- **Records shown**
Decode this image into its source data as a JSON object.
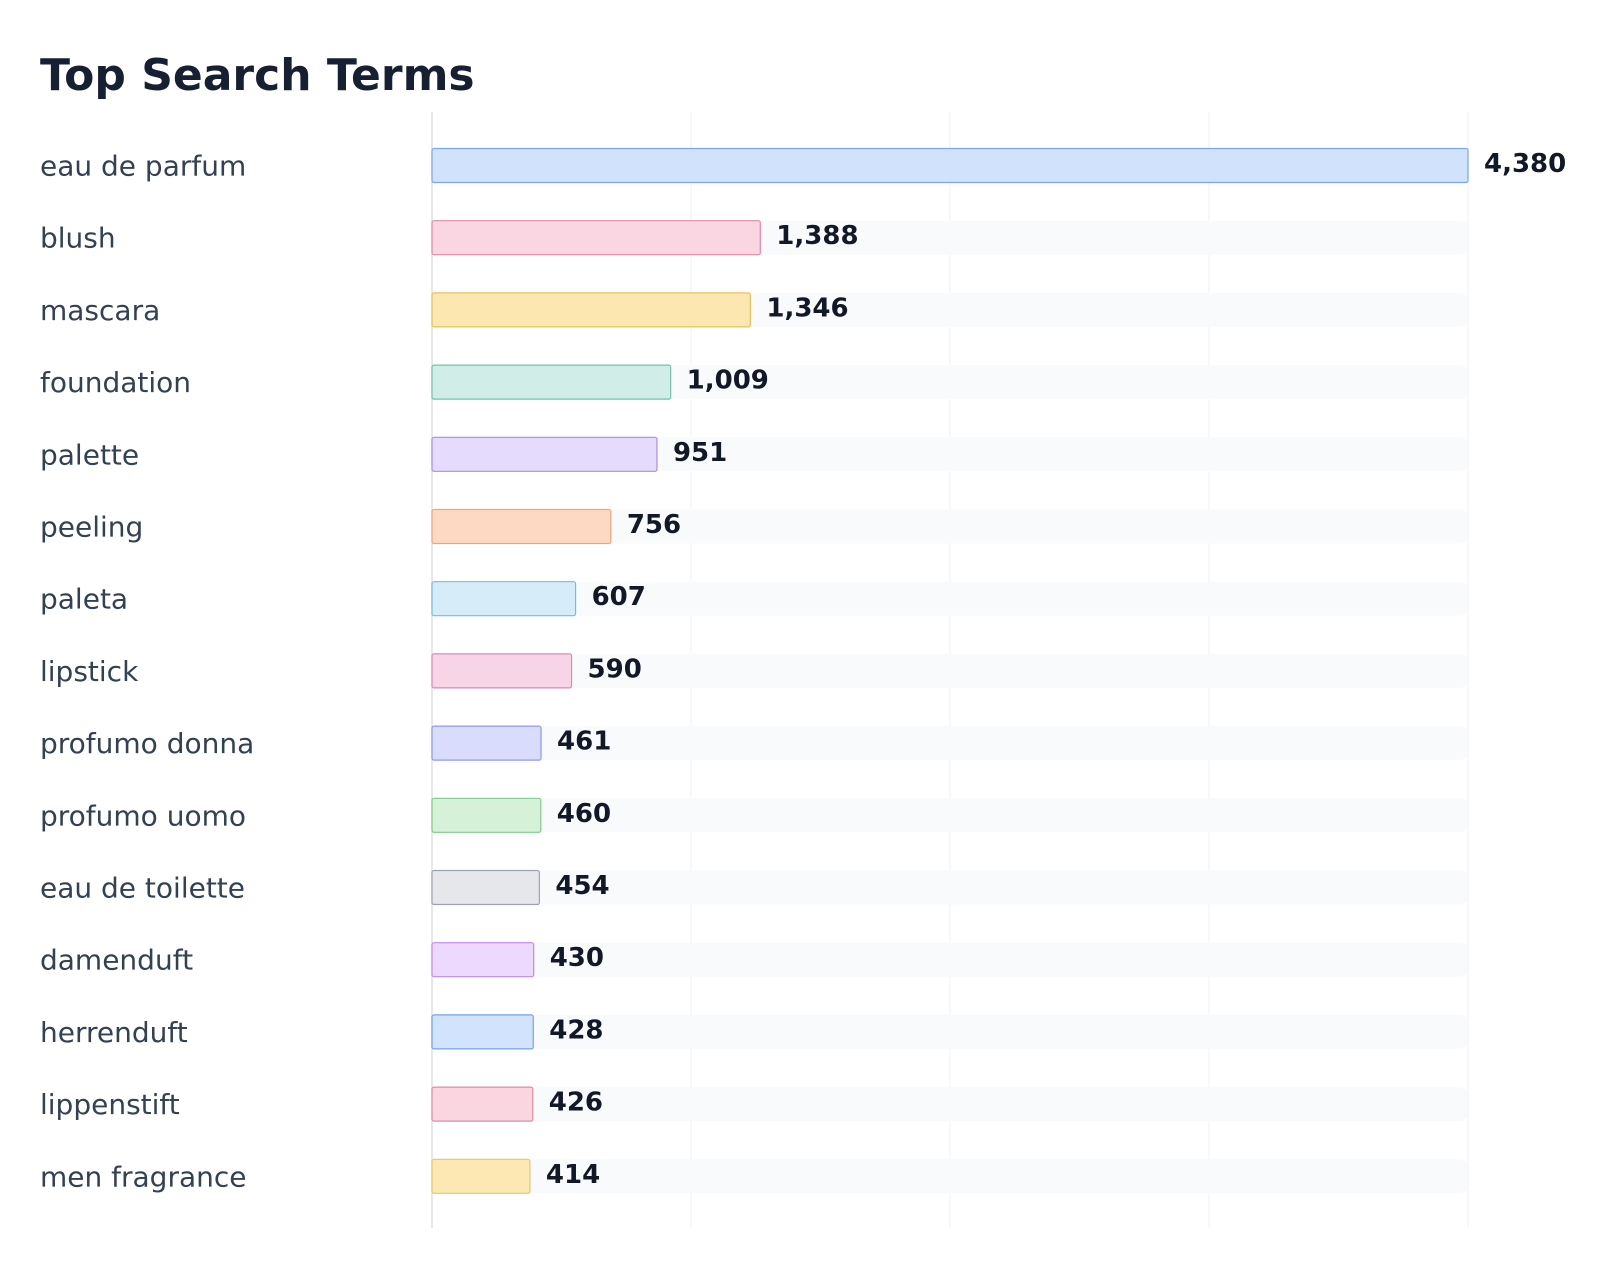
{
  "chart_data": {
    "type": "bar",
    "orientation": "horizontal",
    "title": "Top Search Terms",
    "xlabel": "",
    "ylabel": "",
    "xlim": [
      0,
      4380
    ],
    "grid": true,
    "legend": "none",
    "categories": [
      "eau de parfum",
      "blush",
      "mascara",
      "foundation",
      "palette",
      "peeling",
      "paleta",
      "lipstick",
      "profumo donna",
      "profumo uomo",
      "eau de toilette",
      "damenduft",
      "herrenduft",
      "lippenstift",
      "men fragrance"
    ],
    "values": [
      4380,
      1388,
      1346,
      1009,
      951,
      756,
      607,
      590,
      461,
      460,
      454,
      430,
      428,
      426,
      414
    ],
    "value_labels": [
      "4,380",
      "1,388",
      "1,346",
      "1,009",
      "951",
      "756",
      "607",
      "590",
      "461",
      "460",
      "454",
      "430",
      "428",
      "426",
      "414"
    ],
    "bar_colors": [
      {
        "fill": "#d1e2fc",
        "stroke": "#7aa7e6"
      },
      {
        "fill": "#f9d6e1",
        "stroke": "#e08aa6"
      },
      {
        "fill": "#fde7b1",
        "stroke": "#e8c05b"
      },
      {
        "fill": "#d0eee7",
        "stroke": "#6ec3ab"
      },
      {
        "fill": "#e4dbfd",
        "stroke": "#a98ded"
      },
      {
        "fill": "#fdd9c4",
        "stroke": "#f0a678"
      },
      {
        "fill": "#d6ecf8",
        "stroke": "#76bcdf"
      },
      {
        "fill": "#f7d5e6",
        "stroke": "#dc8ab5"
      },
      {
        "fill": "#d9dcfd",
        "stroke": "#9099ee"
      },
      {
        "fill": "#d5f1d8",
        "stroke": "#7ecb89"
      },
      {
        "fill": "#e5e7eb",
        "stroke": "#9ca3af"
      },
      {
        "fill": "#ecd9fd",
        "stroke": "#c08af0"
      },
      {
        "fill": "#d2e4fd",
        "stroke": "#6fa3ea"
      },
      {
        "fill": "#f9d6e0",
        "stroke": "#de8ca3"
      },
      {
        "fill": "#fde8b3",
        "stroke": "#ecc666"
      }
    ],
    "track_color": "#f8fafc",
    "grid_color": "#f0f2f5"
  }
}
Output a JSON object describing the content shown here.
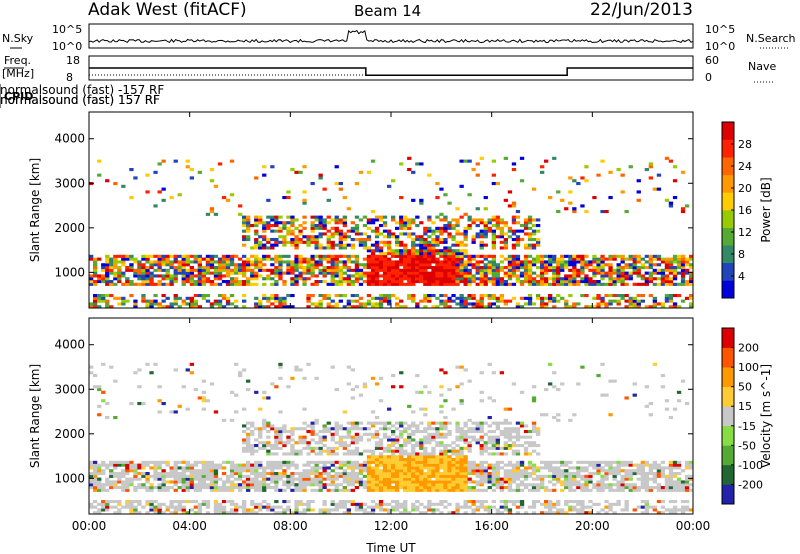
{
  "header": {
    "station": "Adak West (fitACF)",
    "beam": "Beam 14",
    "date": "22/Jun/2013"
  },
  "labels": {
    "nsky": "N.Sky",
    "freq": "Freq.",
    "mhz": "[MHz]",
    "cpid": "CPID",
    "nsearch": "N.Search",
    "nave": "Nave"
  },
  "cpid_segments": [
    {
      "label": "normalsound (fast) 157 RF",
      "start_hour": 0
    },
    {
      "label": "normalsound (fast) -157 RF",
      "start_hour": 6
    },
    {
      "label": "normalsound (fast) 157 RF",
      "start_hour": 18
    }
  ],
  "chart_data": [
    {
      "type": "line",
      "name": "noise",
      "left_axis": {
        "label": "N.Sky",
        "ticks": [
          "10^5",
          "10^0"
        ]
      },
      "right_axis": {
        "label": "N.Search",
        "ticks": [
          "10^5",
          "10^0"
        ]
      }
    },
    {
      "type": "line",
      "name": "freq-nave",
      "left_axis": {
        "label": "Freq. [MHz]",
        "ticks": [
          18,
          8
        ]
      },
      "right_axis": {
        "label": "Nave",
        "ticks": [
          60,
          0
        ]
      },
      "freq_steps": [
        {
          "start": 0,
          "end": 11,
          "value": 13
        },
        {
          "start": 11,
          "end": 19,
          "value": 10
        },
        {
          "start": 19,
          "end": 24,
          "value": 13
        }
      ]
    },
    {
      "type": "heatmap",
      "name": "power",
      "ylabel": "Slant Range [km]",
      "yticks": [
        1000,
        2000,
        3000,
        4000
      ],
      "ylim": [
        200,
        4600
      ],
      "xlim": [
        0,
        24
      ],
      "colorbar": {
        "label": "Power [dB]",
        "ticks": [
          "28",
          "24",
          "20",
          "16",
          "12",
          "8",
          "4"
        ],
        "colors": [
          "#0000dd",
          "#2244bb",
          "#338866",
          "#55aa33",
          "#99cc00",
          "#ffcc00",
          "#ff9900",
          "#ff6600",
          "#ff2200",
          "#dd0000"
        ]
      }
    },
    {
      "type": "heatmap",
      "name": "velocity",
      "ylabel": "Slant Range [km]",
      "yticks": [
        1000,
        2000,
        3000,
        4000
      ],
      "ylim": [
        200,
        4600
      ],
      "xlim": [
        0,
        24
      ],
      "xlabel": "Time UT",
      "xticks": [
        "00:00",
        "04:00",
        "08:00",
        "12:00",
        "16:00",
        "20:00",
        "00:00"
      ],
      "colorbar": {
        "label": "Velocity [m s^-1]",
        "ticks": [
          "200",
          "100",
          "50",
          "15",
          "-15",
          "-50",
          "-100",
          "-200"
        ],
        "colors": [
          "#2222aa",
          "#226633",
          "#55aa33",
          "#88dd44",
          "#c8c8c8",
          "#ffcc33",
          "#ff9900",
          "#ff5500",
          "#dd0000"
        ]
      }
    }
  ]
}
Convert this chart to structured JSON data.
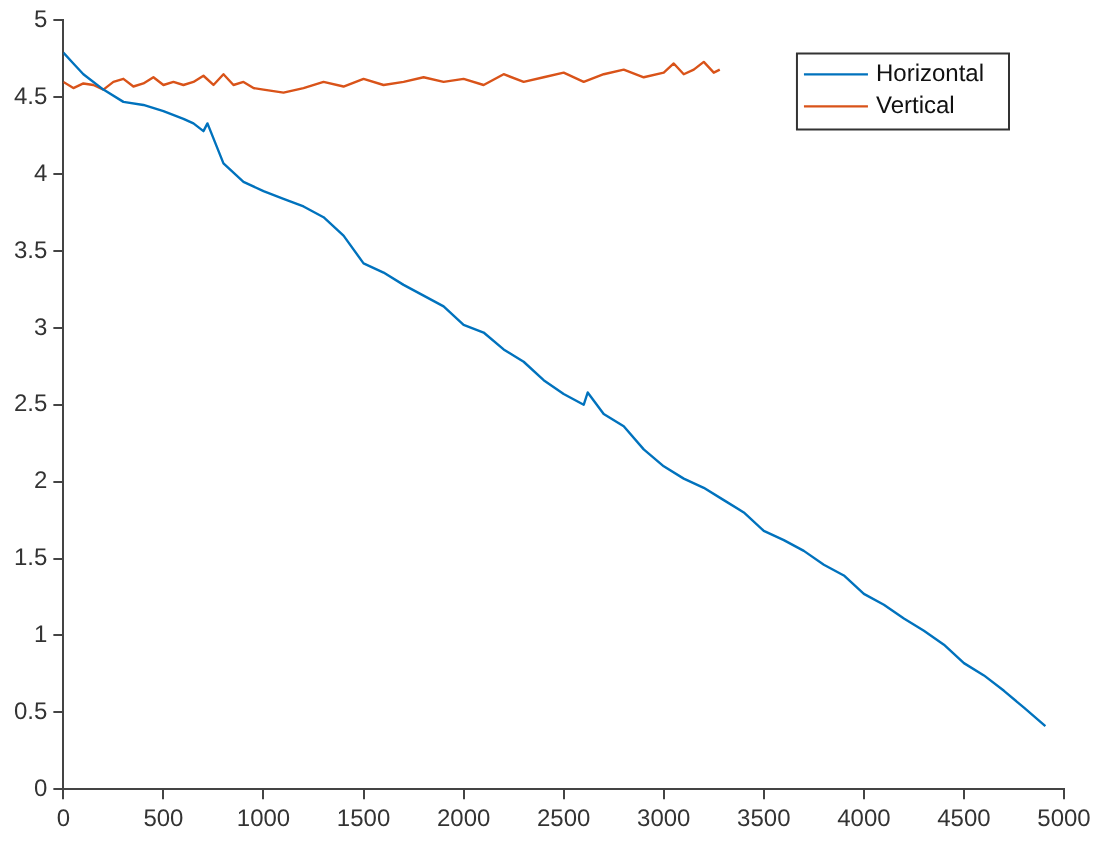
{
  "chart_data": {
    "type": "line",
    "xlim": [
      0,
      5000
    ],
    "xticks": [
      0,
      500,
      1000,
      1500,
      2000,
      2500,
      3000,
      3500,
      4000,
      4500,
      5000
    ],
    "ylim": [
      0,
      5
    ],
    "yticks": [
      0,
      0.5,
      1,
      1.5,
      2,
      2.5,
      3,
      3.5,
      4,
      4.5,
      5
    ],
    "grid": false,
    "legend": "top right",
    "marker": "none",
    "line_style": "solid",
    "series": [
      {
        "name": "Horizontal",
        "color": "#0072bd",
        "x": [
          0,
          50,
          100,
          200,
          300,
          400,
          500,
          600,
          650,
          700,
          720,
          800,
          900,
          1000,
          1100,
          1200,
          1300,
          1400,
          1500,
          1600,
          1700,
          1800,
          1900,
          2000,
          2100,
          2200,
          2300,
          2400,
          2500,
          2600,
          2620,
          2700,
          2800,
          2900,
          3000,
          3100,
          3200,
          3300,
          3400,
          3500,
          3600,
          3700,
          3800,
          3900,
          4000,
          4100,
          4200,
          4300,
          4400,
          4500,
          4600,
          4700,
          4800,
          4907
        ],
        "values": [
          4.79,
          4.72,
          4.65,
          4.55,
          4.47,
          4.45,
          4.41,
          4.36,
          4.33,
          4.28,
          4.33,
          4.07,
          3.95,
          3.89,
          3.84,
          3.79,
          3.72,
          3.6,
          3.42,
          3.36,
          3.28,
          3.21,
          3.14,
          3.02,
          2.97,
          2.86,
          2.78,
          2.66,
          2.57,
          2.5,
          2.58,
          2.44,
          2.36,
          2.21,
          2.1,
          2.02,
          1.96,
          1.88,
          1.8,
          1.68,
          1.62,
          1.55,
          1.46,
          1.39,
          1.27,
          1.2,
          1.11,
          1.03,
          0.94,
          0.82,
          0.74,
          0.64,
          0.53,
          0.41
        ]
      },
      {
        "name": "Vertical",
        "color": "#d95319",
        "x": [
          0,
          50,
          100,
          150,
          200,
          250,
          300,
          350,
          400,
          450,
          500,
          550,
          600,
          650,
          700,
          750,
          800,
          850,
          900,
          950,
          1000,
          1100,
          1200,
          1300,
          1400,
          1500,
          1600,
          1700,
          1800,
          1900,
          2000,
          2100,
          2200,
          2300,
          2400,
          2500,
          2600,
          2700,
          2800,
          2900,
          3000,
          3050,
          3100,
          3150,
          3200,
          3250,
          3280
        ],
        "values": [
          4.6,
          4.56,
          4.59,
          4.58,
          4.55,
          4.6,
          4.62,
          4.57,
          4.59,
          4.63,
          4.58,
          4.6,
          4.58,
          4.6,
          4.64,
          4.58,
          4.65,
          4.58,
          4.6,
          4.56,
          4.55,
          4.53,
          4.56,
          4.6,
          4.57,
          4.62,
          4.58,
          4.6,
          4.63,
          4.6,
          4.62,
          4.58,
          4.65,
          4.6,
          4.63,
          4.66,
          4.6,
          4.65,
          4.68,
          4.63,
          4.66,
          4.72,
          4.65,
          4.68,
          4.73,
          4.66,
          4.68
        ]
      }
    ]
  }
}
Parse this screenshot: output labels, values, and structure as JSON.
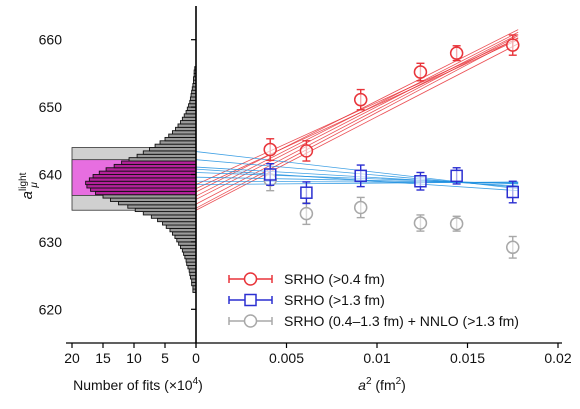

- **Description of the task**
Within the data above, pick out all lines holding the word "object".

- **The solution**
Decode this image into its source data as a JSON object.
Output a JSON object describing the content shown here.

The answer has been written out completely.